* [Exercise description]:
Reproduce each line of the material precisely.

* [Provided records]:
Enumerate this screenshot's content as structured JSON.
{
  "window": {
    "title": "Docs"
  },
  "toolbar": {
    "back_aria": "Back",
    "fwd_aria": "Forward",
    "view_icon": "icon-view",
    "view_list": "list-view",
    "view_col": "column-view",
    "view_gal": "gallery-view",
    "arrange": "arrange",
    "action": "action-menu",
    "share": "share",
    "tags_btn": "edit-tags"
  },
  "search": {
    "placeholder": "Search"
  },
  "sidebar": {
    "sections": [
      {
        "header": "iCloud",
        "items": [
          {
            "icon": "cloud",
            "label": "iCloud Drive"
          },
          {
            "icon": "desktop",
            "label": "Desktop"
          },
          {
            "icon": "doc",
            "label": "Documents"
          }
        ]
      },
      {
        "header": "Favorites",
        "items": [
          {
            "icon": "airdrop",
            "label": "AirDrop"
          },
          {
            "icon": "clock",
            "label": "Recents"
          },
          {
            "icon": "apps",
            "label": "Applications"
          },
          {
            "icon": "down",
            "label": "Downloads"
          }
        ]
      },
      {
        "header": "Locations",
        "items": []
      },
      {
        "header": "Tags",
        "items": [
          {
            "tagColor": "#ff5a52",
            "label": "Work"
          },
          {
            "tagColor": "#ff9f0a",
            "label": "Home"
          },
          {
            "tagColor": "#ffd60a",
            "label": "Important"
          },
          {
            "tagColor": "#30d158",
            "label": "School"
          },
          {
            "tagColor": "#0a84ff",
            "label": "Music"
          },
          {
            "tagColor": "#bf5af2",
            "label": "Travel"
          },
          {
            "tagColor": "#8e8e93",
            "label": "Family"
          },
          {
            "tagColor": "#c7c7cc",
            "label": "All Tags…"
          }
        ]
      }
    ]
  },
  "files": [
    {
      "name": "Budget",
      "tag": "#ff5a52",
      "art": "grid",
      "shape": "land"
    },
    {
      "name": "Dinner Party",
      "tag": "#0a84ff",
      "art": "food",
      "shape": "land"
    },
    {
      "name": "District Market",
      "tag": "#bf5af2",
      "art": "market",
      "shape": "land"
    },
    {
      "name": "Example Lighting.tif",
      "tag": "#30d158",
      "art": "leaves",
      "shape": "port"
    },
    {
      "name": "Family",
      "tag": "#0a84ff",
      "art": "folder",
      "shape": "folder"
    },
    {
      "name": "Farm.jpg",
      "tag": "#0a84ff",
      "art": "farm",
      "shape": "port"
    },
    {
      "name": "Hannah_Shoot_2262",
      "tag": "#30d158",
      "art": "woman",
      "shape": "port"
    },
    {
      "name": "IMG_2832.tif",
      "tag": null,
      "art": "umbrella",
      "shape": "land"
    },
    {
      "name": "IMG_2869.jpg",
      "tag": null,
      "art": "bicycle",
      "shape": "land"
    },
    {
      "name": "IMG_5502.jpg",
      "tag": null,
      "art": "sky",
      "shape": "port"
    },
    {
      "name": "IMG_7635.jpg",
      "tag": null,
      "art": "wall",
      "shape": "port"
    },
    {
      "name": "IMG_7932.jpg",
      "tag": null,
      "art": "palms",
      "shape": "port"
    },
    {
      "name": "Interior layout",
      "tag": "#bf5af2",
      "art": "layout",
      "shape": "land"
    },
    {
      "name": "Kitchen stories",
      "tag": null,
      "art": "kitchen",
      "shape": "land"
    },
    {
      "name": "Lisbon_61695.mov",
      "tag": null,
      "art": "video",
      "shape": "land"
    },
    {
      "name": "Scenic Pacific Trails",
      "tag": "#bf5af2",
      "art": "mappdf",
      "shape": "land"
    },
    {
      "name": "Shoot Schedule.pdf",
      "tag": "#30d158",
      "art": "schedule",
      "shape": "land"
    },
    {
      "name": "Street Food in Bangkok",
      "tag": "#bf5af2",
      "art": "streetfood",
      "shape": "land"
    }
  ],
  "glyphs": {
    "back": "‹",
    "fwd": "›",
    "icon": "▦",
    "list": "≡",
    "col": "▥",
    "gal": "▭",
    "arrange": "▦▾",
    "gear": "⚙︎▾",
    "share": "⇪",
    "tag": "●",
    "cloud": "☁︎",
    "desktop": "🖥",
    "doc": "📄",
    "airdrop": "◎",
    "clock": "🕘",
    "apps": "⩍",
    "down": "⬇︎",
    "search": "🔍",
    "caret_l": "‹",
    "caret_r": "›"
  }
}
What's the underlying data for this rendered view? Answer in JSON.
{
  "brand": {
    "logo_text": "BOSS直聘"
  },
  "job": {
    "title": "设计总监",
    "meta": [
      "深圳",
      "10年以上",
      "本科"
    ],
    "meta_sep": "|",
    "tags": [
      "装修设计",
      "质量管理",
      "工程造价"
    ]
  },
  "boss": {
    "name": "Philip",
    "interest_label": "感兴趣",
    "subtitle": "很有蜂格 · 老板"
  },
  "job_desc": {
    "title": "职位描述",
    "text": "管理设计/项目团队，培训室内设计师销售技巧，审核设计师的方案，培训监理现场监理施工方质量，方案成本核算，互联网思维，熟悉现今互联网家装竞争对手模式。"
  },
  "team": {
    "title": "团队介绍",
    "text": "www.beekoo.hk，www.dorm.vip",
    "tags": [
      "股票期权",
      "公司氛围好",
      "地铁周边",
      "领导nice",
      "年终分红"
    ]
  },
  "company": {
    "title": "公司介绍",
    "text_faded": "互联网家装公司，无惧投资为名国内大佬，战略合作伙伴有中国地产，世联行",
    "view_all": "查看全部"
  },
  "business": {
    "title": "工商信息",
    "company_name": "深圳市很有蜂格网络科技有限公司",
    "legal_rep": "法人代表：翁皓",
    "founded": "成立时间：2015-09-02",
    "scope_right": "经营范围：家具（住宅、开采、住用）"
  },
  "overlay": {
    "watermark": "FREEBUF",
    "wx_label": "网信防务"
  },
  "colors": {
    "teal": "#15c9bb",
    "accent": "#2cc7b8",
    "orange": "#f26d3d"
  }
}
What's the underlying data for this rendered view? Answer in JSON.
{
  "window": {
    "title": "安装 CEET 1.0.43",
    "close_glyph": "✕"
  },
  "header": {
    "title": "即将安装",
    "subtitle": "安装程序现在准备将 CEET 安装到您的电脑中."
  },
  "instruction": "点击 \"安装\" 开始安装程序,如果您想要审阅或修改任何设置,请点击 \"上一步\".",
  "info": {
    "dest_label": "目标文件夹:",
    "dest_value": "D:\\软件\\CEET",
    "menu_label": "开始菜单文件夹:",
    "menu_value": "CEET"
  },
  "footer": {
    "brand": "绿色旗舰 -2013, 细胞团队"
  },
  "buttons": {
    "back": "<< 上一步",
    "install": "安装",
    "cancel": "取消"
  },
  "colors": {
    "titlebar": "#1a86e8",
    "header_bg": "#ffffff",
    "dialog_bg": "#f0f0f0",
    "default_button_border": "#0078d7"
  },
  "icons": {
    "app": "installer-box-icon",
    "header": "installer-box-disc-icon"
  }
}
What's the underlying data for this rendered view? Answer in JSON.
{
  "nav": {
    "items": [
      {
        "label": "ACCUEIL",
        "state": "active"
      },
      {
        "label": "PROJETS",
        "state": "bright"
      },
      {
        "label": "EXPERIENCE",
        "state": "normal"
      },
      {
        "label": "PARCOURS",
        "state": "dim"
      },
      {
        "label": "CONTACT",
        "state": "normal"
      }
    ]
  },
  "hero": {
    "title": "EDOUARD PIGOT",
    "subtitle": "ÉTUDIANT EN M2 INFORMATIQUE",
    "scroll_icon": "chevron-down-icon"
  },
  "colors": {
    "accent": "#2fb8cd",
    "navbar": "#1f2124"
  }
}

* [Correct answer]:
Enumerate this screenshot's content as structured JSON.
{
  "window": {
    "title": "Docs"
  },
  "toolbar": {
    "back_aria": "Back",
    "fwd_aria": "Forward",
    "view_icon": "icon-view",
    "view_list": "list-view",
    "view_col": "column-view",
    "view_gal": "gallery-view",
    "arrange": "arrange",
    "action": "action-menu",
    "share": "share",
    "tags_btn": "edit-tags"
  },
  "search": {
    "placeholder": "Search"
  },
  "sidebar": {
    "sections": [
      {
        "header": "iCloud",
        "items": [
          {
            "icon": "cloud",
            "label": "iCloud Drive"
          },
          {
            "icon": "desktop",
            "label": "Desktop"
          },
          {
            "icon": "doc",
            "label": "Documents"
          }
        ]
      },
      {
        "header": "Favorites",
        "items": [
          {
            "icon": "airdrop",
            "label": "AirDrop"
          },
          {
            "icon": "clock",
            "label": "Recents"
          },
          {
            "icon": "apps",
            "label": "Applications"
          },
          {
            "icon": "down",
            "label": "Downloads"
          }
        ]
      },
      {
        "header": "Locations",
        "items": []
      },
      {
        "header": "Tags",
        "items": [
          {
            "tagColor": "#ff5a52",
            "label": "Work"
          },
          {
            "tagColor": "#ff9f0a",
            "label": "Home"
          },
          {
            "tagColor": "#ffd60a",
            "label": "Important"
          },
          {
            "tagColor": "#30d158",
            "label": "School"
          },
          {
            "tagColor": "#0a84ff",
            "label": "Music"
          },
          {
            "tagColor": "#bf5af2",
            "label": "Travel"
          },
          {
            "tagColor": "#8e8e93",
            "label": "Family"
          },
          {
            "tagColor": "#c7c7cc",
            "label": "All Tags…"
          }
        ]
      }
    ]
  },
  "files": [
    {
      "name": "Budget",
      "tag": "#ff5a52",
      "art": "grid",
      "shape": "land"
    },
    {
      "name": "Dinner Party",
      "tag": "#0a84ff",
      "art": "food",
      "shape": "land"
    },
    {
      "name": "District Market",
      "tag": "#bf5af2",
      "art": "market",
      "shape": "land"
    },
    {
      "name": "Example Lighting.tif",
      "tag": "#30d158",
      "art": "leaves",
      "shape": "port"
    },
    {
      "name": "Family",
      "tag": "#0a84ff",
      "art": "folder",
      "shape": "folder"
    },
    {
      "name": "Farm.jpg",
      "tag": "#0a84ff",
      "art": "farm",
      "shape": "port"
    },
    {
      "name": "Hannah_Shoot_2262",
      "tag": "#30d158",
      "art": "woman",
      "shape": "port"
    },
    {
      "name": "IMG_2832.tif",
      "tag": null,
      "art": "umbrella",
      "shape": "land"
    },
    {
      "name": "IMG_2869.jpg",
      "tag": null,
      "art": "bicycle",
      "shape": "land"
    },
    {
      "name": "IMG_5502.jpg",
      "tag": null,
      "art": "sky",
      "shape": "port"
    },
    {
      "name": "IMG_7635.jpg",
      "tag": null,
      "art": "wall",
      "shape": "port"
    },
    {
      "name": "IMG_7932.jpg",
      "tag": null,
      "art": "palms",
      "shape": "port"
    },
    {
      "name": "Interior layout",
      "tag": "#bf5af2",
      "art": "layout",
      "shape": "land"
    },
    {
      "name": "Kitchen stories",
      "tag": null,
      "art": "kitchen",
      "shape": "land"
    },
    {
      "name": "Lisbon_61695.mov",
      "tag": null,
      "art": "video",
      "shape": "land"
    },
    {
      "name": "Scenic Pacific Trails",
      "tag": "#bf5af2",
      "art": "mappdf",
      "shape": "land"
    },
    {
      "name": "Shoot Schedule.pdf",
      "tag": "#30d158",
      "art": "schedule",
      "shape": "land"
    },
    {
      "name": "Street Food in Bangkok",
      "tag": "#bf5af2",
      "art": "streetfood",
      "shape": "land"
    }
  ],
  "glyphs": {
    "back": "‹",
    "fwd": "›",
    "icon": "▦",
    "list": "≡",
    "col": "▥",
    "gal": "▭",
    "arrange": "▦▾",
    "gear": "⚙︎▾",
    "share": "⇪",
    "tag": "●",
    "cloud": "☁︎",
    "desktop": "🖥",
    "doc": "📄",
    "airdrop": "◎",
    "clock": "🕘",
    "apps": "⩍",
    "down": "⬇︎",
    "search": "🔍",
    "caret_l": "‹",
    "caret_r": "›"
  }
}
What's the underlying data for this rendered view? Answer in JSON.
{
  "brand": {
    "logo_text": "BOSS直聘"
  },
  "job": {
    "title": "设计总监",
    "meta": [
      "深圳",
      "10年以上",
      "本科"
    ],
    "meta_sep": "|",
    "tags": [
      "装修设计",
      "质量管理",
      "工程造价"
    ]
  },
  "boss": {
    "name": "Philip",
    "interest_label": "感兴趣",
    "subtitle": "很有蜂格 · 老板"
  },
  "job_desc": {
    "title": "职位描述",
    "text": "管理设计/项目团队，培训室内设计师销售技巧，审核设计师的方案，培训监理现场监理施工方质量，方案成本核算，互联网思维，熟悉现今互联网家装竞争对手模式。"
  },
  "team": {
    "title": "团队介绍",
    "text": "www.beekoo.hk，www.dorm.vip",
    "tags": [
      "股票期权",
      "公司氛围好",
      "地铁周边",
      "领导nice",
      "年终分红"
    ]
  },
  "company": {
    "title": "公司介绍",
    "text_faded": "互联网家装公司，无惧投资为名国内大佬，战略合作伙伴有中国地产，世联行",
    "view_all": "查看全部"
  },
  "business": {
    "title": "工商信息",
    "company_name": "深圳市很有蜂格网络科技有限公司",
    "legal_rep": "法人代表：翁皓",
    "founded": "成立时间：2015-09-02",
    "scope_right": "经营范围：家具（住宅、开采、住用）"
  },
  "overlay": {
    "watermark": "FREEBUF",
    "wx_label": "网信防务"
  },
  "colors": {
    "teal": "#15c9bb",
    "accent": "#2cc7b8",
    "orange": "#f26d3d"
  }
}
What's the underlying data for this rendered view? Answer in JSON.
{
  "window": {
    "title": "安装 CEET 1.0.43",
    "close_glyph": "✕"
  },
  "header": {
    "title": "即将安装",
    "subtitle": "安装程序现在准备将 CEET 安装到您的电脑中."
  },
  "instruction": "点击 \"安装\" 开始安装程序,如果您想要审阅或修改任何设置,请点击 \"上一步\".",
  "info": {
    "dest_label": "目标文件夹:",
    "dest_value": "D:\\软件\\CEET",
    "menu_label": "开始菜单文件夹:",
    "menu_value": "CEET"
  },
  "footer": {
    "brand": "绿色旗舰 -2013, 细胞团队"
  },
  "buttons": {
    "back": "<< 上一步",
    "install": "安装",
    "cancel": "取消"
  },
  "colors": {
    "titlebar": "#1a86e8",
    "header_bg": "#ffffff",
    "dialog_bg": "#f0f0f0",
    "default_button_border": "#0078d7"
  },
  "icons": {
    "app": "installer-box-icon",
    "header": "installer-box-disc-icon"
  }
}
What's the underlying data for this rendered view? Answer in JSON.
{
  "nav": {
    "items": [
      {
        "label": "ACCUEIL",
        "state": "active"
      },
      {
        "label": "PROJETS",
        "state": "bright"
      },
      {
        "label": "EXPERIENCE",
        "state": "normal"
      },
      {
        "label": "PARCOURS",
        "state": "dim"
      },
      {
        "label": "CONTACT",
        "state": "normal"
      }
    ]
  },
  "hero": {
    "title": "EDOUARD PIGOT",
    "subtitle": "ÉTUDIANT EN M2 INFORMATIQUE",
    "scroll_icon": "chevron-down-icon"
  },
  "colors": {
    "accent": "#2fb8cd",
    "navbar": "#1f2124"
  }
}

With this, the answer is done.